Every entry below must appear again, exactly as written.

## BEGIN

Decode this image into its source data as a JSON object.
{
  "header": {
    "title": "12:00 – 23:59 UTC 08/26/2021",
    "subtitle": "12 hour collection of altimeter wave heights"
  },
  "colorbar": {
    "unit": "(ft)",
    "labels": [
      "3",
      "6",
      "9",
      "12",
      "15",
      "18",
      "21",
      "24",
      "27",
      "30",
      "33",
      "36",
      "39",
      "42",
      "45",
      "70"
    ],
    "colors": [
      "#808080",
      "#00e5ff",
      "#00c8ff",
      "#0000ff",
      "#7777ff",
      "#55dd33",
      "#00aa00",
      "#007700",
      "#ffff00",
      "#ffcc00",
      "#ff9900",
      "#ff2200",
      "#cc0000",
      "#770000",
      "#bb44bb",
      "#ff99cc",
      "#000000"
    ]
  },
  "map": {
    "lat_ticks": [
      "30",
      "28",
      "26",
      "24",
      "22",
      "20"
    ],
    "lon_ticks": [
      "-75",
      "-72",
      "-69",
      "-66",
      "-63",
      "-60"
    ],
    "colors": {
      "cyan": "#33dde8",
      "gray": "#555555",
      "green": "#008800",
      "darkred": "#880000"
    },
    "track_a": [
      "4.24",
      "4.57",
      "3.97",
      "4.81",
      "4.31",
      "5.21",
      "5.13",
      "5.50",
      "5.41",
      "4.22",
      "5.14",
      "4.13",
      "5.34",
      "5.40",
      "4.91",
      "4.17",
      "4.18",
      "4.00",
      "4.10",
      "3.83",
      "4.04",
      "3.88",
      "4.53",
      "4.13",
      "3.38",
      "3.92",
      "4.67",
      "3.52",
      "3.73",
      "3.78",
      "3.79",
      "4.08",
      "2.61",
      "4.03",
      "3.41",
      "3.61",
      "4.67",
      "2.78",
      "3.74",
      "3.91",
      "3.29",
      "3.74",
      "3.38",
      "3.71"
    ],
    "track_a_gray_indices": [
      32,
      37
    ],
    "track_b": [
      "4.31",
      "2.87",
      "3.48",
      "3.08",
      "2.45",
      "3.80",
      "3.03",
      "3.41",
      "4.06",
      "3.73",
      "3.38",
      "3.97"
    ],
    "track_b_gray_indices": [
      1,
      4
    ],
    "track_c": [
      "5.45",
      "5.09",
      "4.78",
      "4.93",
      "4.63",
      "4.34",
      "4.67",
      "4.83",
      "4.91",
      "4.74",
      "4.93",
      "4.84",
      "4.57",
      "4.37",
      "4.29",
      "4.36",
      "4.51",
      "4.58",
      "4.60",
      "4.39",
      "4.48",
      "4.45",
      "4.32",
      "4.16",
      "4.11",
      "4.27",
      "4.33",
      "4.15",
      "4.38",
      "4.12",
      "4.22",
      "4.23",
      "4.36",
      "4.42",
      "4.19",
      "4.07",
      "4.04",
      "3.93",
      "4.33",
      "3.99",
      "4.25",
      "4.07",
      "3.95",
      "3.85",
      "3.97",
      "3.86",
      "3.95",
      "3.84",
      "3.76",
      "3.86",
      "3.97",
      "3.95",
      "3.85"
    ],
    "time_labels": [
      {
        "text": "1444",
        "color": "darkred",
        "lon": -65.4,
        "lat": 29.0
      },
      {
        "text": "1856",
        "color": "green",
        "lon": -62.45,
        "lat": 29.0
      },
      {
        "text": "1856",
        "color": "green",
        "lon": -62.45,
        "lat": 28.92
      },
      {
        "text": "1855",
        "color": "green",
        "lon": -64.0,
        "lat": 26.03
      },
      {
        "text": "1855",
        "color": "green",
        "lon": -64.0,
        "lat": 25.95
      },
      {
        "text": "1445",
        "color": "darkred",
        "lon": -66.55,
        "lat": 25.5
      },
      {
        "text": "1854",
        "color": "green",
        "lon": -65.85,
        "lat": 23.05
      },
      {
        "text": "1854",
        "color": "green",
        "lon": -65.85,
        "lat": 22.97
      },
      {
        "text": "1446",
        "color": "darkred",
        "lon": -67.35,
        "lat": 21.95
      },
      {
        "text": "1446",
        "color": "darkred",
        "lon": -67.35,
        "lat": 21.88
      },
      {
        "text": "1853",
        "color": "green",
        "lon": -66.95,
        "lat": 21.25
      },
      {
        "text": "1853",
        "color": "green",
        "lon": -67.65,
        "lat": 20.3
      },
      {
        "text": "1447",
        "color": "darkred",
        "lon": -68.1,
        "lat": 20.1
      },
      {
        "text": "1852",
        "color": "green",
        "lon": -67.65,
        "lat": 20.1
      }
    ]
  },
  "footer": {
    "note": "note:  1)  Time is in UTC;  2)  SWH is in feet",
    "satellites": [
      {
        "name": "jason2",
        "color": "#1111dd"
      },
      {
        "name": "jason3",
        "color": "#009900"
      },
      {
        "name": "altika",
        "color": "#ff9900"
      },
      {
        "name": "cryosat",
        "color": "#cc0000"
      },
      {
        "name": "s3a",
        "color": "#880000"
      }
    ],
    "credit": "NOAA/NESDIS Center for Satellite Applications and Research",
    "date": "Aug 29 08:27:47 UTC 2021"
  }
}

## END

— Output of the task —
Decode this image into its source data as a JSON object.
{
  "header": {
    "title": "12:00 – 23:59 UTC 08/26/2021",
    "subtitle": "12 hour collection of altimeter wave heights"
  },
  "colorbar": {
    "unit": "(ft)",
    "labels": [
      "3",
      "6",
      "9",
      "12",
      "15",
      "18",
      "21",
      "24",
      "27",
      "30",
      "33",
      "36",
      "39",
      "42",
      "45",
      "70"
    ],
    "colors": [
      "#808080",
      "#00e5ff",
      "#00c8ff",
      "#0000ff",
      "#7777ff",
      "#55dd33",
      "#00aa00",
      "#007700",
      "#ffff00",
      "#ffcc00",
      "#ff9900",
      "#ff2200",
      "#cc0000",
      "#770000",
      "#bb44bb",
      "#ff99cc",
      "#000000"
    ]
  },
  "map": {
    "lat_ticks": [
      "30",
      "28",
      "26",
      "24",
      "22",
      "20"
    ],
    "lon_ticks": [
      "-75",
      "-72",
      "-69",
      "-66",
      "-63",
      "-60"
    ],
    "colors": {
      "cyan": "#33dde8",
      "gray": "#555555",
      "green": "#008800",
      "darkred": "#880000"
    },
    "track_a": [
      "4.24",
      "4.57",
      "3.97",
      "4.81",
      "4.31",
      "5.21",
      "5.13",
      "5.50",
      "5.41",
      "4.22",
      "5.14",
      "4.13",
      "5.34",
      "5.40",
      "4.91",
      "4.17",
      "4.18",
      "4.00",
      "4.10",
      "3.83",
      "4.04",
      "3.88",
      "4.53",
      "4.13",
      "3.38",
      "3.92",
      "4.67",
      "3.52",
      "3.73",
      "3.78",
      "3.79",
      "4.08",
      "2.61",
      "4.03",
      "3.41",
      "3.61",
      "4.67",
      "2.78",
      "3.74",
      "3.91",
      "3.29",
      "3.74",
      "3.38",
      "3.71"
    ],
    "track_a_gray_indices": [
      32,
      37
    ],
    "track_b": [
      "4.31",
      "2.87",
      "3.48",
      "3.08",
      "2.45",
      "3.80",
      "3.03",
      "3.41",
      "4.06",
      "3.73",
      "3.38",
      "3.97"
    ],
    "track_b_gray_indices": [
      1,
      4
    ],
    "track_c": [
      "5.45",
      "5.09",
      "4.78",
      "4.93",
      "4.63",
      "4.34",
      "4.67",
      "4.83",
      "4.91",
      "4.74",
      "4.93",
      "4.84",
      "4.57",
      "4.37",
      "4.29",
      "4.36",
      "4.51",
      "4.58",
      "4.60",
      "4.39",
      "4.48",
      "4.45",
      "4.32",
      "4.16",
      "4.11",
      "4.27",
      "4.33",
      "4.15",
      "4.38",
      "4.12",
      "4.22",
      "4.23",
      "4.36",
      "4.42",
      "4.19",
      "4.07",
      "4.04",
      "3.93",
      "4.33",
      "3.99",
      "4.25",
      "4.07",
      "3.95",
      "3.85",
      "3.97",
      "3.86",
      "3.95",
      "3.84",
      "3.76",
      "3.86",
      "3.97",
      "3.95",
      "3.85"
    ],
    "time_labels": [
      {
        "text": "1444",
        "color": "darkred",
        "lon": -65.4,
        "lat": 29.0
      },
      {
        "text": "1856",
        "color": "green",
        "lon": -62.45,
        "lat": 29.0
      },
      {
        "text": "1856",
        "color": "green",
        "lon": -62.45,
        "lat": 28.92
      },
      {
        "text": "1855",
        "color": "green",
        "lon": -64.0,
        "lat": 26.03
      },
      {
        "text": "1855",
        "color": "green",
        "lon": -64.0,
        "lat": 25.95
      },
      {
        "text": "1445",
        "color": "darkred",
        "lon": -66.55,
        "lat": 25.5
      },
      {
        "text": "1854",
        "color": "green",
        "lon": -65.85,
        "lat": 23.05
      },
      {
        "text": "1854",
        "color": "green",
        "lon": -65.85,
        "lat": 22.97
      },
      {
        "text": "1446",
        "color": "darkred",
        "lon": -67.35,
        "lat": 21.95
      },
      {
        "text": "1446",
        "color": "darkred",
        "lon": -67.35,
        "lat": 21.88
      },
      {
        "text": "1853",
        "color": "green",
        "lon": -66.95,
        "lat": 21.25
      },
      {
        "text": "1853",
        "color": "green",
        "lon": -67.65,
        "lat": 20.3
      },
      {
        "text": "1447",
        "color": "darkred",
        "lon": -68.1,
        "lat": 20.1
      },
      {
        "text": "1852",
        "color": "green",
        "lon": -67.65,
        "lat": 20.1
      }
    ]
  },
  "footer": {
    "note": "note:  1)  Time is in UTC;  2)  SWH is in feet",
    "satellites": [
      {
        "name": "jason2",
        "color": "#1111dd"
      },
      {
        "name": "jason3",
        "color": "#009900"
      },
      {
        "name": "altika",
        "color": "#ff9900"
      },
      {
        "name": "cryosat",
        "color": "#cc0000"
      },
      {
        "name": "s3a",
        "color": "#880000"
      }
    ],
    "credit": "NOAA/NESDIS Center for Satellite Applications and Research",
    "date": "Aug 29 08:27:47 UTC 2021"
  }
}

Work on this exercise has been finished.